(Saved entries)
:::

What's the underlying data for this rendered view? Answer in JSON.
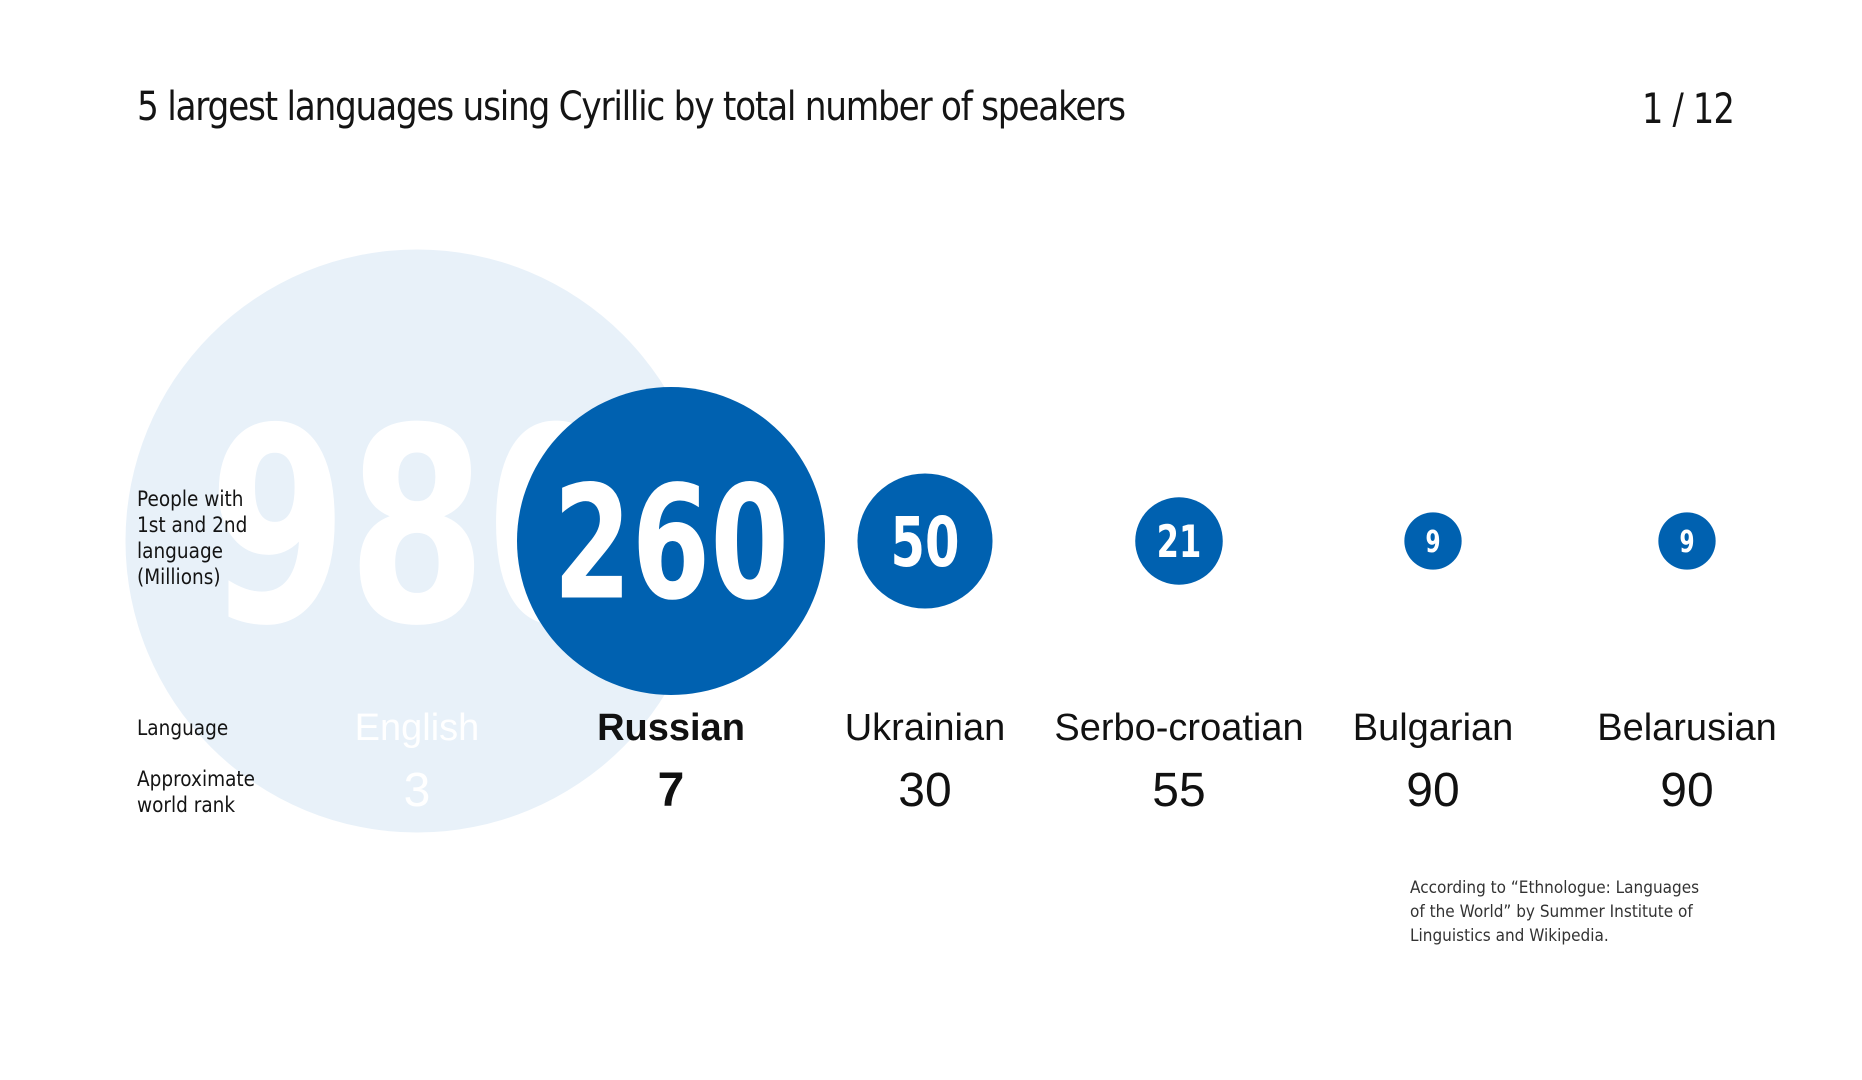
{
  "title": "5 largest languages using Cyrillic by total number of speakers",
  "page_counter": "1 / 12",
  "row_labels": {
    "speakers": "People with\n1st and 2nd\nlanguage\n(Millions)",
    "language": "Language",
    "rank": "Approximate\nworld rank"
  },
  "source_note": "According to “Ethnologue: Languages of the World” by Summer Institute of Linguistics and Wikipedia.",
  "colors": {
    "accent": "#0061b0",
    "reference_circle": "#e8f1f9",
    "reference_text": "#ffffff",
    "text": "#111111"
  },
  "chart_data": {
    "type": "bubble",
    "title": "5 largest languages using Cyrillic by total number of speakers",
    "categories": [
      "English",
      "Russian",
      "Ukrainian",
      "Serbo-croatian",
      "Bulgarian",
      "Belarusian"
    ],
    "series": [
      {
        "values": [
          980,
          260,
          50,
          21,
          9,
          9
        ]
      }
    ],
    "ranks": [
      3,
      7,
      30,
      55,
      90,
      90
    ],
    "value_labels": [
      "980",
      "260",
      "50",
      "21",
      "9",
      "9"
    ],
    "reference_category": "English",
    "highlight_category": "Russian",
    "unit": "Millions"
  }
}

:::

Directions.
Working from the entries above, return all lines that contain "largest".

Final result.
  "title": "5 largest languages using Cyrillic by total number of speakers",
    "title": "5 largest languages using Cyrillic by total number of speakers",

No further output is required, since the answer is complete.